**TASK STATEMENT:** All entries are to be given again verbatim.

---------- THE DATA

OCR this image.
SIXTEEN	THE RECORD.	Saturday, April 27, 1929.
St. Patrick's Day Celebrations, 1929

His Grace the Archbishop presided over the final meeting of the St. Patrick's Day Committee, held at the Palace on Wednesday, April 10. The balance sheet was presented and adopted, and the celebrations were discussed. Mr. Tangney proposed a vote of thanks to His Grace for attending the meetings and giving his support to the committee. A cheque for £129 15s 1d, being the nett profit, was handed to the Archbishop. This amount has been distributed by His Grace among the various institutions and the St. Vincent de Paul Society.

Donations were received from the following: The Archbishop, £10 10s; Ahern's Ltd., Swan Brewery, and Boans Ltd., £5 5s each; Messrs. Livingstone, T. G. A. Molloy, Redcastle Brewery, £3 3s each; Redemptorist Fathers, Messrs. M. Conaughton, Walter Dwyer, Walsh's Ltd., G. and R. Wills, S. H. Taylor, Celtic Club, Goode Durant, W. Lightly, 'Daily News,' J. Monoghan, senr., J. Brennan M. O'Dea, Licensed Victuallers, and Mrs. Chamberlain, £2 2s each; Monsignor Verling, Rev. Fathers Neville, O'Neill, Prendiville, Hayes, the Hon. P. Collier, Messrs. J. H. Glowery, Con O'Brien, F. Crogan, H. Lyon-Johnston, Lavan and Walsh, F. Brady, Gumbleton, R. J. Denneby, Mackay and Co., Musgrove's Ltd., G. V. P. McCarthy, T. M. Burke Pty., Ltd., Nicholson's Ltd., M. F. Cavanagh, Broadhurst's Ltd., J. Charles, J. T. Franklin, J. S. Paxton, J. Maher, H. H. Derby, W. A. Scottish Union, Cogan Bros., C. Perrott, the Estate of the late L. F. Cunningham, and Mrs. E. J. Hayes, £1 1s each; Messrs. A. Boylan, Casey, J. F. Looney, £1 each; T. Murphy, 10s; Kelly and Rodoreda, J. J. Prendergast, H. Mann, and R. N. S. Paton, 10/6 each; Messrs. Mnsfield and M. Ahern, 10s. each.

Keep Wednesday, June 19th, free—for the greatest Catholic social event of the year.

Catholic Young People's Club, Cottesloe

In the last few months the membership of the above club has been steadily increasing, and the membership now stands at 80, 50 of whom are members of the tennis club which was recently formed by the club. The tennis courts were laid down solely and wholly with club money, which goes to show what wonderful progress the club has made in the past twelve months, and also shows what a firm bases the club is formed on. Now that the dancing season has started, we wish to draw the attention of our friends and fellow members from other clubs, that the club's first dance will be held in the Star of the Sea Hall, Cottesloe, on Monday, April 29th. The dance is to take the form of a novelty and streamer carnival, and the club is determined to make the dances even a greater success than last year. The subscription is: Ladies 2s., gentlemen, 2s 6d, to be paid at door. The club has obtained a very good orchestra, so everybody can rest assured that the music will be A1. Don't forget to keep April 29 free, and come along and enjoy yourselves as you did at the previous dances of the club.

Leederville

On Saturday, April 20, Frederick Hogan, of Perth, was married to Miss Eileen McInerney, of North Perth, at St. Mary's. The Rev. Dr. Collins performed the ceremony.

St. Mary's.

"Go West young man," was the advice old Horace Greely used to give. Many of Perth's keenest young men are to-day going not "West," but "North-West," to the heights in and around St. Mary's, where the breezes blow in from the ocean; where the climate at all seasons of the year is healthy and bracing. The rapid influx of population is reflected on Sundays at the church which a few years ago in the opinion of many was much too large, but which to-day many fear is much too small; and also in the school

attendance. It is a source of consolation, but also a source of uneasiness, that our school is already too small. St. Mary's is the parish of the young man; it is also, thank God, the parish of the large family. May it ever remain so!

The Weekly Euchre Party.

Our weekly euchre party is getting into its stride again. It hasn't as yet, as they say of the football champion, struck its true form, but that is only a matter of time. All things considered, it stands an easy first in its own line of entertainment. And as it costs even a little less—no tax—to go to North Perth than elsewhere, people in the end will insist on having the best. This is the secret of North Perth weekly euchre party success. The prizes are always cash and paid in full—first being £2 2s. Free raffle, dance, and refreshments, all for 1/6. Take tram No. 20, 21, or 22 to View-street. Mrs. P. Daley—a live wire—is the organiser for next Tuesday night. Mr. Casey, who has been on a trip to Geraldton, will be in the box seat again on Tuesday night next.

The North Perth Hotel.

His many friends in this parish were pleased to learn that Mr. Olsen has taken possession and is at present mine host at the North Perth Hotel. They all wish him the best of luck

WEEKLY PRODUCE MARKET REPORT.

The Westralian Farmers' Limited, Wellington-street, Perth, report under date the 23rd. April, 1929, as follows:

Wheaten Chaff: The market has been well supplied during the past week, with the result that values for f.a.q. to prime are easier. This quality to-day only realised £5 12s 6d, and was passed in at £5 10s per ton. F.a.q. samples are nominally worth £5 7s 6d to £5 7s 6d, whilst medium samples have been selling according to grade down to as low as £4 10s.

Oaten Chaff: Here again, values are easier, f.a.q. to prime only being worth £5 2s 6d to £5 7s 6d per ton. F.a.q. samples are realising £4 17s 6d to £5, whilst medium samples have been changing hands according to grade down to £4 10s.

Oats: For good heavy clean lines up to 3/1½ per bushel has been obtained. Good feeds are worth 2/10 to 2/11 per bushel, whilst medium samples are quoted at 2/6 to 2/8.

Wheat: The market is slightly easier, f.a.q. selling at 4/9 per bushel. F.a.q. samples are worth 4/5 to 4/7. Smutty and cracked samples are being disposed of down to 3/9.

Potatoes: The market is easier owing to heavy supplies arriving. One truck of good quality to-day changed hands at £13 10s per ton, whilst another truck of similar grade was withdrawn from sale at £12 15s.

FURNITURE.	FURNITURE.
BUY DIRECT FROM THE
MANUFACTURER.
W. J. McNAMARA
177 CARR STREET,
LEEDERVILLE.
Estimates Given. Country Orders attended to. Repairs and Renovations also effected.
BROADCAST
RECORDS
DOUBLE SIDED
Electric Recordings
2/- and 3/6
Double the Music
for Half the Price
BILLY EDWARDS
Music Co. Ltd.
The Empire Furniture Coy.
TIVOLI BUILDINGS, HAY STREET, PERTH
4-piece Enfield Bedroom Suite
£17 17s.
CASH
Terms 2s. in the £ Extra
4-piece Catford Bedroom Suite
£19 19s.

--------------------

**OUTPUT FOR THIS EXERCISE:**
OCR this image.
SIXTEEN	THE RECORD.	Saturday, April 27, 1929.
St. Patrick's Day Celebrations, 1929

His Grace the Archbishop presided over the final meeting of the St. Patrick's Day Committee, held at the Palace on Wednesday, April 10. The balance sheet was presented and adopted, and the celebrations were discussed. Mr. Tangney proposed a vote of thanks to His Grace for attending the meetings and giving his support to the committee. A cheque for £129 15s 1d, being the nett profit, was handed to the Archbishop. This amount has been distributed by His Grace among the various institutions and the St. Vincent de Paul Society.

Donations were received from the following: The Archbishop, £10 10s; Ahern's Ltd., Swan Brewery, and Boans Ltd., £5 5s each; Messrs. Livingstone, T. G. A. Molloy, Redcastle Brewery, £3 3s each; Redemptorist Fathers, Messrs. M. Conaughton, Walter Dwyer, Walsh's Ltd., G. and R. Wills, S. H. Taylor, Celtic Club, Goode Durant, W. Lightly, 'Daily News,' J. Monoghan, senr., J. Brennan M. O'Dea, Licensed Victuallers, and Mrs. Chamberlain, £2 2s each; Monsignor Verling, Rev. Fathers Neville, O'Neill, Prendiville, Hayes, the Hon. P. Collier, Messrs. J. H. Glowery, Con O'Brien, F. Crogan, H. Lyon-Johnston, Lavan and Walsh, F. Brady, Gumbleton, R. J. Denneby, Mackay and Co., Musgrove's Ltd., G. V. P. McCarthy, T. M. Burke Pty., Ltd., Nicholson's Ltd., M. F. Cavanagh, Broadhurst's Ltd., J. Charles, J. T. Franklin, J. S. Paxton, J. Maher, H. H. Derby, W. A. Scottish Union, Cogan Bros., C. Perrott, the Estate of the late L. F. Cunningham, and Mrs. E. J. Hayes, £1 1s each; Messrs. A. Boylan, Casey, J. F. Looney, £1 each; T. Murphy, 10s; Kelly and Rodoreda, J. J. Prendergast, H. Mann, and R. N. S. Paton, 10/6 each; Messrs. Mnsfield and M. Ahern, 10s. each.

Keep Wednesday, June 19th, free—for the greatest Catholic social event of the year.

Catholic Young People's Club, Cottesloe

In the last few months the membership of the above club has been steadily increasing, and the membership now stands at 80, 50 of whom are members of the tennis club which was recently formed by the club. The tennis courts were laid down solely and wholly with club money, which goes to show what wonderful progress the club has made in the past twelve months, and also shows what a firm bases the club is formed on. Now that the dancing season has started, we wish to draw the attention of our friends and fellow members from other clubs, that the club's first dance will be held in the Star of the Sea Hall, Cottesloe, on Monday, April 29th. The dance is to take the form of a novelty and streamer carnival, and the club is determined to make the dances even a greater success than last year. The subscription is: Ladies 2s., gentlemen, 2s 6d, to be paid at door. The club has obtained a very good orchestra, so everybody can rest assured that the music will be A1. Don't forget to keep April 29 free, and come along and enjoy yourselves as you did at the previous dances of the club.

Leederville

On Saturday, April 20, Frederick Hogan, of Perth, was married to Miss Eileen McInerney, of North Perth, at St. Mary's. The Rev. Dr. Collins performed the ceremony.

St. Mary's.

"Go West young man," was the advice old Horace Greely used to give. Many of Perth's keenest young men are to-day going not "West," but "North-West," to the heights in and around St. Mary's, where the breezes blow in from the ocean; where the climate at all seasons of the year is healthy and bracing. The rapid influx of population is reflected on Sundays at the church which a few years ago in the opinion of many was much too large, but which to-day many fear is much too small; and also in the school

attendance. It is a source of consolation, but also a source of uneasiness, that our school is already too small. St. Mary's is the parish of the young man; it is also, thank God, the parish of the large family. May it ever remain so!

The Weekly Euchre Party.

Our weekly euchre party is getting into its stride again. It hasn't as yet, as they say of the football champion, struck its true form, but that is only a matter of time. All things considered, it stands an easy first in its own line of entertainment. And as it costs even a little less—no tax—to go to North Perth than elsewhere, people in the end will insist on having the best. This is the secret of North Perth weekly euchre party success. The prizes are always cash and paid in full—first being £2 2s. Free raffle, dance, and refreshments, all for 1/6. Take tram No. 20, 21, or 22 to View-street. Mrs. P. Daley—a live wire—is the organiser for next Tuesday night. Mr. Casey, who has been on a trip to Geraldton, will be in the box seat again on Tuesday night next.

The North Perth Hotel.

His many friends in this parish were pleased to learn that Mr. Olsen has taken possession and is at present mine host at the North Perth Hotel. They all wish him the best of luck

WEEKLY PRODUCE MARKET REPORT.

The Westralian Farmers' Limited, Wellington-street, Perth, report under date the 23rd. April, 1929, as follows:

Wheaten Chaff: The market has been well supplied during the past week, with the result that values for f.a.q. to prime are easier. This quality to-day only realised £5 12s 6d, and was passed in at £5 10s per ton. F.a.q. samples are nominally worth £5 7s 6d to £5 7s 6d, whilst medium samples have been selling according to grade down to as low as £4 10s.

Oaten Chaff: Here again, values are easier, f.a.q. to prime only being worth £5 2s 6d to £5 7s 6d per ton. F.a.q. samples are realising £4 17s 6d to £5, whilst medium samples have been changing hands according to grade down to £4 10s.

Oats: For good heavy clean lines up to 3/1½ per bushel has been obtained. Good feeds are worth 2/10 to 2/11 per bushel, whilst medium samples are quoted at 2/6 to 2/8.

Wheat: The market is slightly easier, f.a.q. selling at 4/9 per bushel. F.a.q. samples are worth 4/5 to 4/7. Smutty and cracked samples are being disposed of down to 3/9.

Potatoes: The market is easier owing to heavy supplies arriving. One truck of good quality to-day changed hands at £13 10s per ton, whilst another truck of similar grade was withdrawn from sale at £12 15s.

FURNITURE.	FURNITURE.
BUY DIRECT FROM THE
MANUFACTURER.
W. J. McNAMARA
177 CARR STREET,
LEEDERVILLE.
Estimates Given. Country Orders attended to. Repairs and Renovations also effected.
BROADCAST
RECORDS
DOUBLE SIDED
Electric Recordings
2/- and 3/6
Double the Music
for Half the Price
BILLY EDWARDS
Music Co. Ltd.
The Empire Furniture Coy.
TIVOLI BUILDINGS, HAY STREET, PERTH
4-piece Enfield Bedroom Suite
£17 17s.
CASH
Terms 2s. in the £ Extra
4-piece Catford Bedroom Suite
£19 19s.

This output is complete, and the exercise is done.